# The problem
Of the lines listed below, how many contain the string "frac"? Answer with the number alone.

# Raw records
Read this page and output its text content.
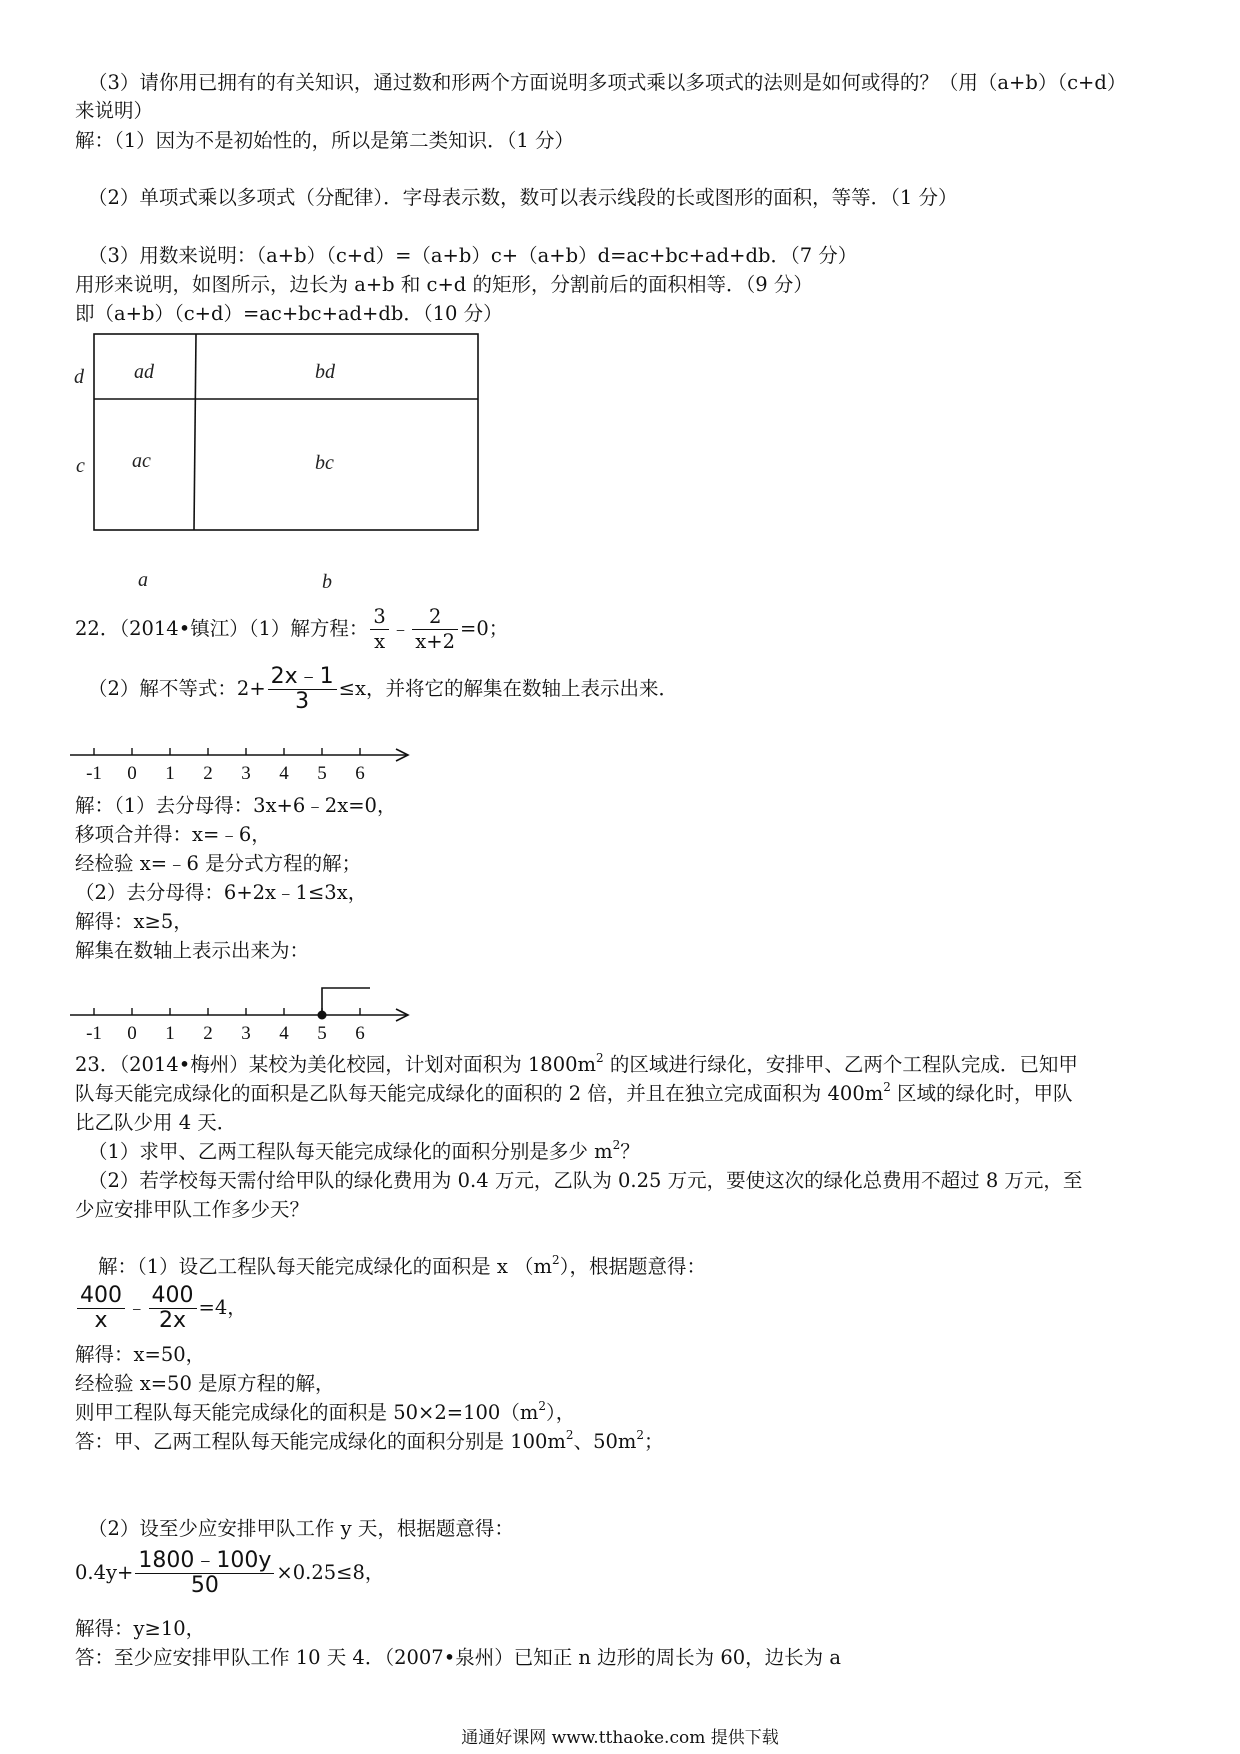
（3）请你用已拥有的有关知识，通过数和形两个方面说明多项式乘以多项式的法则是如何或得的？（用（a+b）（c+d）
来说明）
解：（1）因为不是初始性的，所以是第二类知识．（1 分）
（2）单项式乘以多项式（分配律）．字母表示数，数可以表示线段的长或图形的面积，等等．（1 分）
（3）用数来说明：（a+b）（c+d）=（a+b）c+（a+b）d=ac+bc+ad+db．（7 分）
用形来说明，如图所示，边长为 a+b 和 c+d 的矩形，分割前后的面积相等．（9 分）
即（a+b）（c+d）=ac+bc+ad+db．（10 分）
ad	bd
ac	bc
d
c
a	b
22．（2014•镇江）（1）解方程： $\frac{3}{x}$ ﹣ $\frac{2}{x+2} =0$；
（2）解不等式：$2+ \frac{2x﹣1}{3} \le x$，并将它的解集在数轴上表示出来．
-1 0 1 2 3 4 5 6
解：（1）去分母得：3x+6﹣2x=0，
移项合并得：x=﹣6，
经检验 x=﹣6 是分式方程的解；
（2）去分母得：6+2x﹣1≤3x，
解得：x≥5，
解集在数轴上表示出来为：
-1 0 1 2 3 4 5 6
23．（2014•梅州）某校为美化校园，计划对面积为 $1800m^2$ 的区域进行绿化，安排甲、乙两个工程队完成．已知甲
队每天能完成绿化的面积是乙队每天能完成绿化的面积的 2 倍，并且在独立完成面积为 $400m^2$ 区域的绿化时，甲队
比乙队少用 4 天．
（1）求甲、乙两工程队每天能完成绿化的面积分别是多少 $m^2$？
（2）若学校每天需付给甲队的绿化费用为 0.4 万元，乙队为 0.25 万元，要使这次的绿化总费用不超过 8 万元，至
少应安排甲队工作多少天？
解：（1）设乙工程队每天能完成绿化的面积是 x $(m^2)$，根据题意得：
$\frac{400}{x}$ ﹣ $\frac{400}{2x} =4$，
解得：x=50，
经检验 x=50 是原方程的解，
则甲工程队每天能完成绿化的面积是 $50\times 2=100(m^2)$，
答：甲、乙两工程队每天能完成绿化的面积分别是 $100m^2$、$50m^2$；
（2）设至少应安排甲队工作 y 天，根据题意得：
$0.4y+ \frac{1800﹣100y}{50} \times 0.25\le 8$，
解得：y≥10，
答：至少应安排甲队工作 10 天 4．（2007•泉州）已知正 n 边形的周长为 60，边长为 a
通通好课网 www.tthaoke.com 提供下载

# Result of the task
4